▶ **DATA TO USE**:
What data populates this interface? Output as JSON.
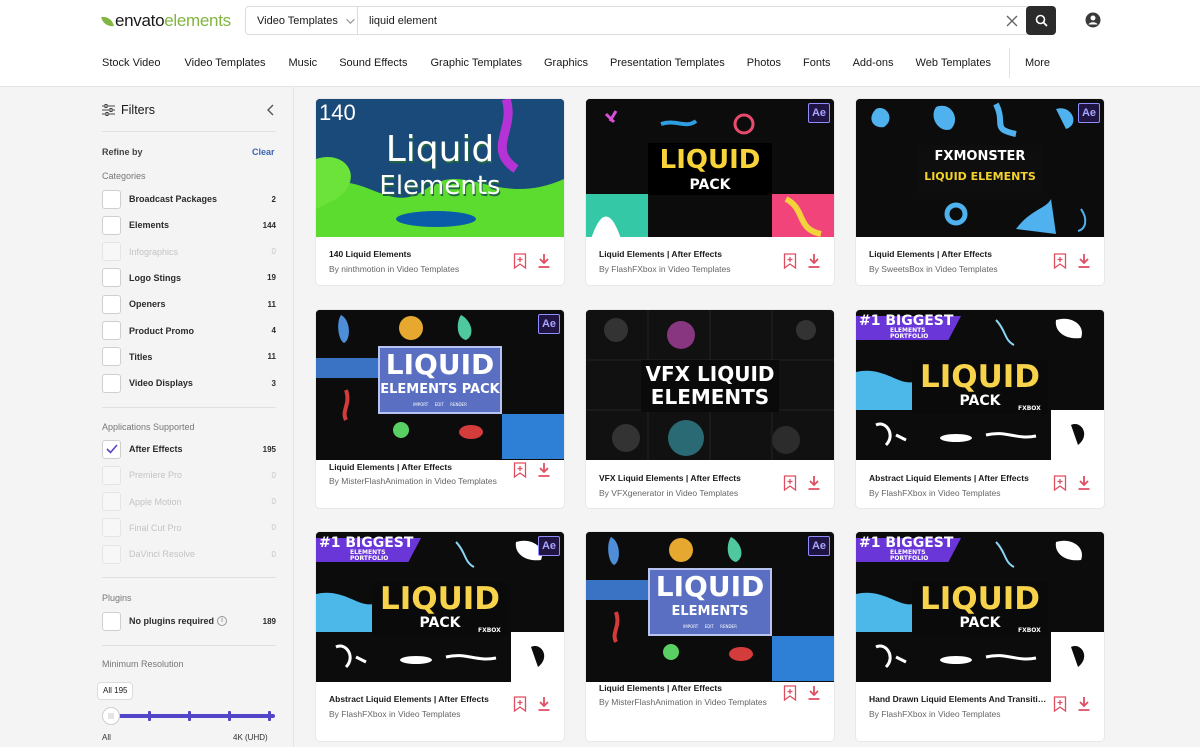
...
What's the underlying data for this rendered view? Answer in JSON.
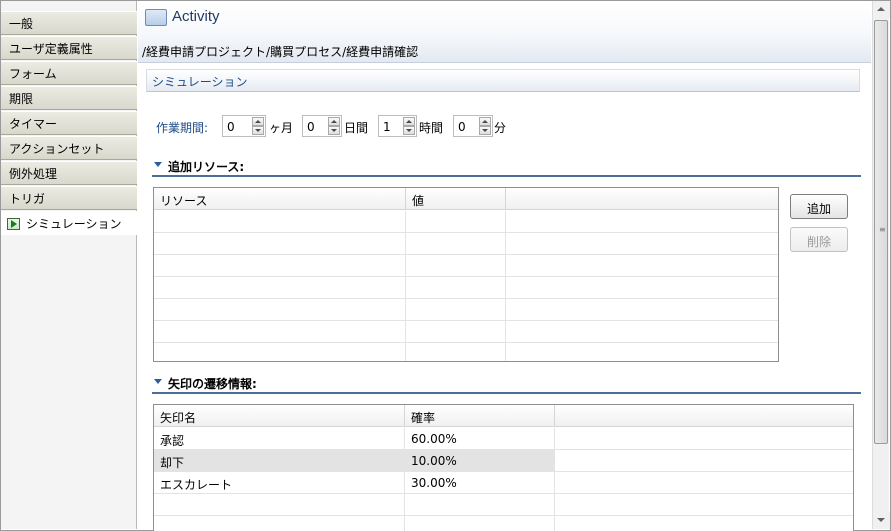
* * *
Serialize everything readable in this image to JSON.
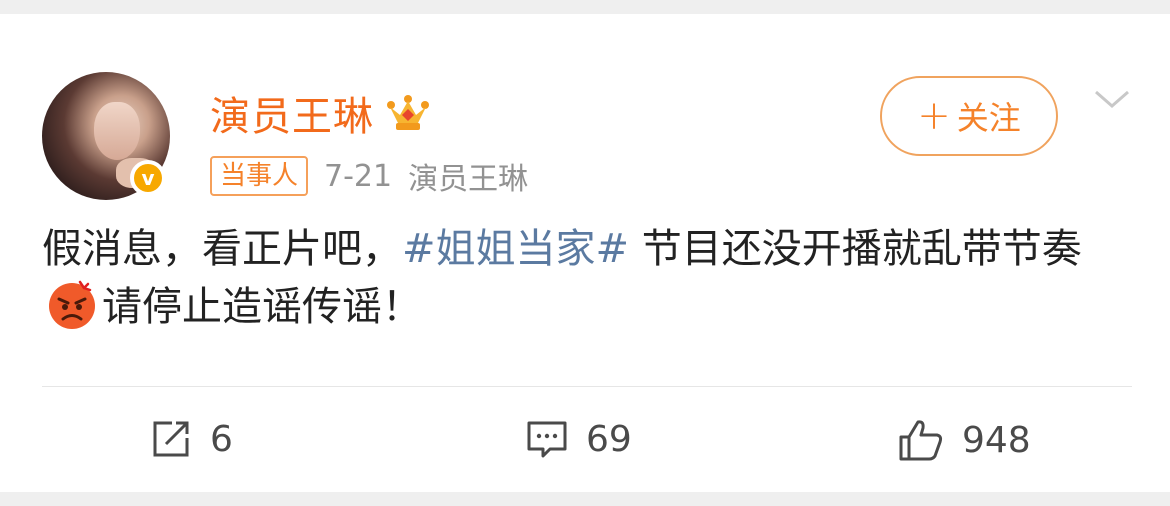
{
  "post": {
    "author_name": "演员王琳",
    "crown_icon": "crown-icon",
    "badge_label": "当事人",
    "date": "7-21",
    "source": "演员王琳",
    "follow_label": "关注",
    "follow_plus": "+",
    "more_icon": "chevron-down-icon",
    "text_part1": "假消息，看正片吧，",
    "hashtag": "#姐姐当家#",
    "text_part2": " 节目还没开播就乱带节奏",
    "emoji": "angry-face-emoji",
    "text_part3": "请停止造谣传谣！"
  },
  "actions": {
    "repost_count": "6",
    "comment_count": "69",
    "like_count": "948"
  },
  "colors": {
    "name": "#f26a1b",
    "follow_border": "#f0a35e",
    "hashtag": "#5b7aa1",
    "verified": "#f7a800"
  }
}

▶ **EXERCISE PROMPT**: Pull out all lines from the entries above that include the word "What".

▶ **REPLY TO THE EXERCISE**:
What data populates this interface? Output as JSON.
What's the underlying data for this rendered view? Answer in JSON.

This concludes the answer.